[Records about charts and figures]
● ● ● ●
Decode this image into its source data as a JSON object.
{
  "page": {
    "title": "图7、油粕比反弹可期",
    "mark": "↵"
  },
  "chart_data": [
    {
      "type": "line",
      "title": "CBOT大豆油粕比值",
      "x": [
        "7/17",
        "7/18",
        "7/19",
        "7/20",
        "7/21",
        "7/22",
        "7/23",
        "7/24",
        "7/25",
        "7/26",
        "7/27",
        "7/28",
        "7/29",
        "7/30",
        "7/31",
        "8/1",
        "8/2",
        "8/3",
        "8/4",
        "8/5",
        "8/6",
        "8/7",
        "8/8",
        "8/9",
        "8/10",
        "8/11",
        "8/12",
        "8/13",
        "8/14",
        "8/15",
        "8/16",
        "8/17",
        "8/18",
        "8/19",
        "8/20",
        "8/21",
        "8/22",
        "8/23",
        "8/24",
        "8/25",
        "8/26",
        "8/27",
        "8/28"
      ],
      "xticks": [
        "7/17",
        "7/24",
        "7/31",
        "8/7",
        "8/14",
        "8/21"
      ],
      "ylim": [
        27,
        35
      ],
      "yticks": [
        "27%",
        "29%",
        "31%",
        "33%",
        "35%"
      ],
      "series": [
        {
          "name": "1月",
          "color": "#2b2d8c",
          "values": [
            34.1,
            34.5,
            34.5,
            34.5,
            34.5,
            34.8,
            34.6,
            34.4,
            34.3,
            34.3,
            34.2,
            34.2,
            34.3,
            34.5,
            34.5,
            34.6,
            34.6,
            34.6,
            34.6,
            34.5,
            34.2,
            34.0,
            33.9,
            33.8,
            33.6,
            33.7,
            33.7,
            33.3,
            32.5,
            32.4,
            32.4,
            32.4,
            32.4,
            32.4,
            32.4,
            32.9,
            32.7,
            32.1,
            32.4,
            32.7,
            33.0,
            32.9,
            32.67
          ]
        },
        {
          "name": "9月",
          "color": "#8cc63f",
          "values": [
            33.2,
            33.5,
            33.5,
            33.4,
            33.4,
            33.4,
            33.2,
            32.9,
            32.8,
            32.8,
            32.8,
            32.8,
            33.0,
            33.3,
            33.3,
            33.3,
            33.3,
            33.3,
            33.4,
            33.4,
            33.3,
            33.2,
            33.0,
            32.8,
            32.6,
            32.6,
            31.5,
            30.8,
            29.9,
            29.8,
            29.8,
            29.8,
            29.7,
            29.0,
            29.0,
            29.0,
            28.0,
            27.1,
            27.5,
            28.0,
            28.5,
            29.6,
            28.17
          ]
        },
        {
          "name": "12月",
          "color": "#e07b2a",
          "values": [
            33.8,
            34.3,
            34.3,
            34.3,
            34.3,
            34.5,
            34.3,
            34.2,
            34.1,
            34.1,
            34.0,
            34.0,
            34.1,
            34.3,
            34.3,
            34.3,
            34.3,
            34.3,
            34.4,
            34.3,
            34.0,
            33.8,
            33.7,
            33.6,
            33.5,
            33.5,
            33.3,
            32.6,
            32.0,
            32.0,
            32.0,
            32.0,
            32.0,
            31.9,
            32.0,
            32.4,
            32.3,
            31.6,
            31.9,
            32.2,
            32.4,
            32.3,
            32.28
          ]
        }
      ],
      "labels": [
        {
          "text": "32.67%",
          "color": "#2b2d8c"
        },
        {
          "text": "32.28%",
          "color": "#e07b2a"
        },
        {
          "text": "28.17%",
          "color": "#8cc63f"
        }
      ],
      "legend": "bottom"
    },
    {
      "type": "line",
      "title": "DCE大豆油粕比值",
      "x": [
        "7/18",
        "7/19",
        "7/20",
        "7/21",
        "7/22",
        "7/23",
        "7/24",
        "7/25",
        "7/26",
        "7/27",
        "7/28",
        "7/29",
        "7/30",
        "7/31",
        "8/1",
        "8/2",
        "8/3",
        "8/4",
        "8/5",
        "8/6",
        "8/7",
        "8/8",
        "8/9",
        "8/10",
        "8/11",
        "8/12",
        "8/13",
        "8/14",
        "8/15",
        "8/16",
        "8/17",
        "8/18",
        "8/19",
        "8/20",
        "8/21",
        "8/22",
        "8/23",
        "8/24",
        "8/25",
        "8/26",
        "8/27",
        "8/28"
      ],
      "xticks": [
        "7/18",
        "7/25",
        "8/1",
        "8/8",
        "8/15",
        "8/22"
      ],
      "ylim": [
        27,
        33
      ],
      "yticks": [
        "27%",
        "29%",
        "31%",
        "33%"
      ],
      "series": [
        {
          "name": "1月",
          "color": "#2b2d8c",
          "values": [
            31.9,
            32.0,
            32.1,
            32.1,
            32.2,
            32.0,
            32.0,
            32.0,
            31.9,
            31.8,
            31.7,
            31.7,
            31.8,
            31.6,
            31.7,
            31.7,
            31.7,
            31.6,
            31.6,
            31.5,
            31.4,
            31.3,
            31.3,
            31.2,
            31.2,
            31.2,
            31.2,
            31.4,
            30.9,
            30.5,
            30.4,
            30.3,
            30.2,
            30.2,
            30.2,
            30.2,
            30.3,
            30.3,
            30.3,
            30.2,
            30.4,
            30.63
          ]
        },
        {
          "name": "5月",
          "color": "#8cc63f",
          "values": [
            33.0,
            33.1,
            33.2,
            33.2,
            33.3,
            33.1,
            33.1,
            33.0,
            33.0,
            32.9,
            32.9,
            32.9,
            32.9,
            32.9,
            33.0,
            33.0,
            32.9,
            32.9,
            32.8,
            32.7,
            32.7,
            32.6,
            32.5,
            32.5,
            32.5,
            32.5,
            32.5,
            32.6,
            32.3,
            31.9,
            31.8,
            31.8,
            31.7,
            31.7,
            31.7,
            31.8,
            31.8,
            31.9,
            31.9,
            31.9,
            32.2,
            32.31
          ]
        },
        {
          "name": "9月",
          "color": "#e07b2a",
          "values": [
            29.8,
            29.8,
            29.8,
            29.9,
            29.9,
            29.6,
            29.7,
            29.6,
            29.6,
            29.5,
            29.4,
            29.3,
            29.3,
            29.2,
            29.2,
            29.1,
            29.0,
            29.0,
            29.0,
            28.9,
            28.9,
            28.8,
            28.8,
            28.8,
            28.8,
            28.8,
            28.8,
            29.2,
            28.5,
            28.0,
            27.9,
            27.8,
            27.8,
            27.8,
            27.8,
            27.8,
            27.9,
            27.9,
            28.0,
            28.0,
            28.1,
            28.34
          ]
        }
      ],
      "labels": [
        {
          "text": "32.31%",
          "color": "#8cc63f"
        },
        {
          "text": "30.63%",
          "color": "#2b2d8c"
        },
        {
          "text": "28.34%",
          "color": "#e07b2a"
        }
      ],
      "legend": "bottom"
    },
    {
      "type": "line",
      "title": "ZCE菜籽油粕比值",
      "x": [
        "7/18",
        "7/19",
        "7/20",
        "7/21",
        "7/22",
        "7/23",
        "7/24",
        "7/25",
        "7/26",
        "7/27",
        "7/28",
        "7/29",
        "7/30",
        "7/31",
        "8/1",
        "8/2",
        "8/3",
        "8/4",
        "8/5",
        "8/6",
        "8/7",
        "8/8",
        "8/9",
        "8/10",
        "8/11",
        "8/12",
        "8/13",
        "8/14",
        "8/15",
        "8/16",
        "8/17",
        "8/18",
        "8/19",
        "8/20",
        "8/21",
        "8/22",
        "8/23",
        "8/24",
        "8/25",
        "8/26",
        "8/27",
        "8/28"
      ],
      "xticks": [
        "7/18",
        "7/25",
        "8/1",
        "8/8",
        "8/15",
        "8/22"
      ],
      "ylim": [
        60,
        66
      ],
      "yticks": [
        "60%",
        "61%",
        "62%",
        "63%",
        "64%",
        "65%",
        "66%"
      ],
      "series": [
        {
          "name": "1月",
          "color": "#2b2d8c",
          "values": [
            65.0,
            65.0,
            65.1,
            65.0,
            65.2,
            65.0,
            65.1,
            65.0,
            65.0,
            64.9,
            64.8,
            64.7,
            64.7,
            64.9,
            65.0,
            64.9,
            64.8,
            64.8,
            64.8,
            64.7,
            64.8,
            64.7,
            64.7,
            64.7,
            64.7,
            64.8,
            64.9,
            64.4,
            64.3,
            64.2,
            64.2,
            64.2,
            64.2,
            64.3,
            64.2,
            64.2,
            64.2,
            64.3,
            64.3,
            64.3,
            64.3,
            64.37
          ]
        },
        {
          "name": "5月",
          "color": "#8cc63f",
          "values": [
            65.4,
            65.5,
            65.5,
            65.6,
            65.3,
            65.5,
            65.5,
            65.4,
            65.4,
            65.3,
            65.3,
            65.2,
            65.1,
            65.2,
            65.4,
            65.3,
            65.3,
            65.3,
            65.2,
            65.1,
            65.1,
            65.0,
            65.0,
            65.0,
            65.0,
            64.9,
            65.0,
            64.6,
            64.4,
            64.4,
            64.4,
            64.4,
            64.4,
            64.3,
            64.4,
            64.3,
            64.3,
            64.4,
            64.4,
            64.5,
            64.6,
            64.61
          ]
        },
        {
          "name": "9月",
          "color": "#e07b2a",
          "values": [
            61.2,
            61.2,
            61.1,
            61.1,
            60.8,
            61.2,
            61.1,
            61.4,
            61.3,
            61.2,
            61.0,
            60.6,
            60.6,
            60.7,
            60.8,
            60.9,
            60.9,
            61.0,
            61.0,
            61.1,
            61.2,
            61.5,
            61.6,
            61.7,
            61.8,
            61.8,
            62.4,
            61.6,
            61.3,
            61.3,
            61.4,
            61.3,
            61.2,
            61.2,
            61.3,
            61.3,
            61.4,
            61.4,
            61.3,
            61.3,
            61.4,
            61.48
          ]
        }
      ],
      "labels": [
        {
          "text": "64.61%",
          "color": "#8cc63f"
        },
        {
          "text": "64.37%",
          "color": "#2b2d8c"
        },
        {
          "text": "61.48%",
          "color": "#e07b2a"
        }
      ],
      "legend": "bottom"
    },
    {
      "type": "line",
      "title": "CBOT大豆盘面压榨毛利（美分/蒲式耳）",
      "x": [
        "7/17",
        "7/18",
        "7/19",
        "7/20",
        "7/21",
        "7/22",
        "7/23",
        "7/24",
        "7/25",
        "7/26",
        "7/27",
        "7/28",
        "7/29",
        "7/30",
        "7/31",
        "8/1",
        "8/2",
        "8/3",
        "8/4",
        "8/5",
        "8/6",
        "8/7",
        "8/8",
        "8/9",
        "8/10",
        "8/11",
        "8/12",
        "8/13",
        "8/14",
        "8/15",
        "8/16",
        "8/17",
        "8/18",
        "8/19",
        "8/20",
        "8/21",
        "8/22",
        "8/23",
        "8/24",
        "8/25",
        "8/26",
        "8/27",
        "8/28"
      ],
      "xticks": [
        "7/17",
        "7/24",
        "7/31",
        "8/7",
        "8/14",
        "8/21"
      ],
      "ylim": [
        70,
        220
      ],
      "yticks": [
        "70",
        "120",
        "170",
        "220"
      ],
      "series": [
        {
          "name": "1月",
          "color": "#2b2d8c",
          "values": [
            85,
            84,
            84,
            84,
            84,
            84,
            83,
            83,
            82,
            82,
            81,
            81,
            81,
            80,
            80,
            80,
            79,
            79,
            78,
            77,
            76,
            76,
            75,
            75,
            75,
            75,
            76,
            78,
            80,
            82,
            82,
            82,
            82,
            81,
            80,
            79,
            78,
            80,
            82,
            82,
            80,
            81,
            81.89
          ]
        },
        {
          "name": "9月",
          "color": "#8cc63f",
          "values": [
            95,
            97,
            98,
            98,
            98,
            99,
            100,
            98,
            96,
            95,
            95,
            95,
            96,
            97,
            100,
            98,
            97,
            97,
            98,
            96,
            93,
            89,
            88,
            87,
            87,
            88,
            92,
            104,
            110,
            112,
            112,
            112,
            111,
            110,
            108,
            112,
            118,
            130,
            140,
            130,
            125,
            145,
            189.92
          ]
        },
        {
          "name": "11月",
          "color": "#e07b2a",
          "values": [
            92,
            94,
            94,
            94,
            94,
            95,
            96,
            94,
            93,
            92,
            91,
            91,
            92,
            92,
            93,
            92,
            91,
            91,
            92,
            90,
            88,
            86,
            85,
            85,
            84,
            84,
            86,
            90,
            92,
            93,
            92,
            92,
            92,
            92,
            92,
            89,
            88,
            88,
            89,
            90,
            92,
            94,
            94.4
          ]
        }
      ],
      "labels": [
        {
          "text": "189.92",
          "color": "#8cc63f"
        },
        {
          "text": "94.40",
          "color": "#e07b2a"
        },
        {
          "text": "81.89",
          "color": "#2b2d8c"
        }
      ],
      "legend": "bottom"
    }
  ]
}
● ● ● ●
GIVEN TASK: Above are the records. Identify each line that contains the word "text".

COMPLETE ANSWER:
          "text": "32.67%",
          "text": "32.28%",
          "text": "28.17%",
          "text": "32.31%",
          "text": "30.63%",
          "text": "28.34%",
          "text": "64.61%",
          "text": "64.37%",
          "text": "61.48%",
          "text": "189.92",
          "text": "94.40",
          "text": "81.89",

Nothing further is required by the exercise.